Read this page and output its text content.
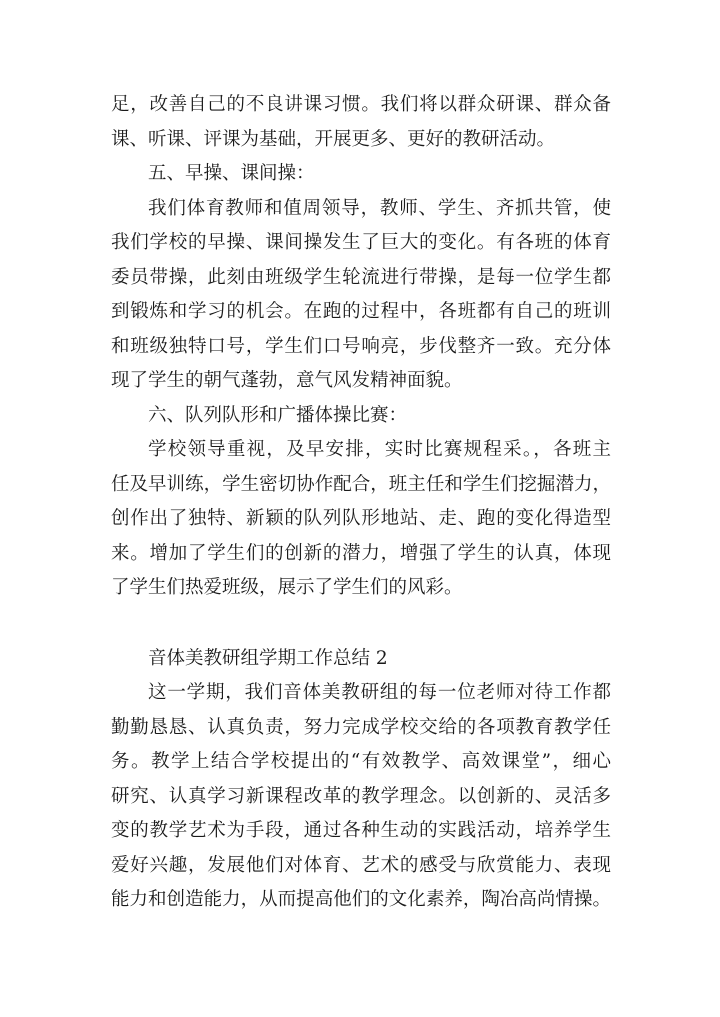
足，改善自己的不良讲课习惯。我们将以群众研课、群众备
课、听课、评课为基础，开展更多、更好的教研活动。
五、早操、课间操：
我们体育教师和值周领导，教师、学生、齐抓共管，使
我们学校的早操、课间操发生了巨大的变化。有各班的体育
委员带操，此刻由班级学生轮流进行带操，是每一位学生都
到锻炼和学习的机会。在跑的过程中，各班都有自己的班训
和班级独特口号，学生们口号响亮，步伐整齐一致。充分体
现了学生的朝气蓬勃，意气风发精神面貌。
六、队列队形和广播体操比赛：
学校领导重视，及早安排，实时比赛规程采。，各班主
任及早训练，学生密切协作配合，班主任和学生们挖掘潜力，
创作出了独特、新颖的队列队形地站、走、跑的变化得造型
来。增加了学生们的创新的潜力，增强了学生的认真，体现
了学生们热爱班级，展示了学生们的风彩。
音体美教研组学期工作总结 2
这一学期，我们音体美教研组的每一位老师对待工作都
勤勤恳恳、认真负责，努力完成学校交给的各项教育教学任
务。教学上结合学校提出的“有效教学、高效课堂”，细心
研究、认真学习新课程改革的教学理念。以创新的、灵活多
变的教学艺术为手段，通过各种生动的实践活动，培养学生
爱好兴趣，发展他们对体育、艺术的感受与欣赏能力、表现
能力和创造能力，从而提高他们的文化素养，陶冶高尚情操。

━━━━

*EXERCISE BRIEF*
Output every entry word for word, but omit the pictures.

*RESPONSE TO THE EXERCISE*
Read this page and output its text content.
足，改善自己的不良讲课习惯。我们将以群众研课、群众备
课、听课、评课为基础，开展更多、更好的教研活动。
五、早操、课间操：
我们体育教师和值周领导，教师、学生、齐抓共管，使
我们学校的早操、课间操发生了巨大的变化。有各班的体育
委员带操，此刻由班级学生轮流进行带操，是每一位学生都
到锻炼和学习的机会。在跑的过程中，各班都有自己的班训
和班级独特口号，学生们口号响亮，步伐整齐一致。充分体
现了学生的朝气蓬勃，意气风发精神面貌。
六、队列队形和广播体操比赛：
学校领导重视，及早安排，实时比赛规程采。，各班主
任及早训练，学生密切协作配合，班主任和学生们挖掘潜力，
创作出了独特、新颖的队列队形地站、走、跑的变化得造型
来。增加了学生们的创新的潜力，增强了学生的认真，体现
了学生们热爱班级，展示了学生们的风彩。
音体美教研组学期工作总结 2
这一学期，我们音体美教研组的每一位老师对待工作都
勤勤恳恳、认真负责，努力完成学校交给的各项教育教学任
务。教学上结合学校提出的“有效教学、高效课堂”，细心
研究、认真学习新课程改革的教学理念。以创新的、灵活多
变的教学艺术为手段，通过各种生动的实践活动，培养学生
爱好兴趣，发展他们对体育、艺术的感受与欣赏能力、表现
能力和创造能力，从而提高他们的文化素养，陶冶高尚情操。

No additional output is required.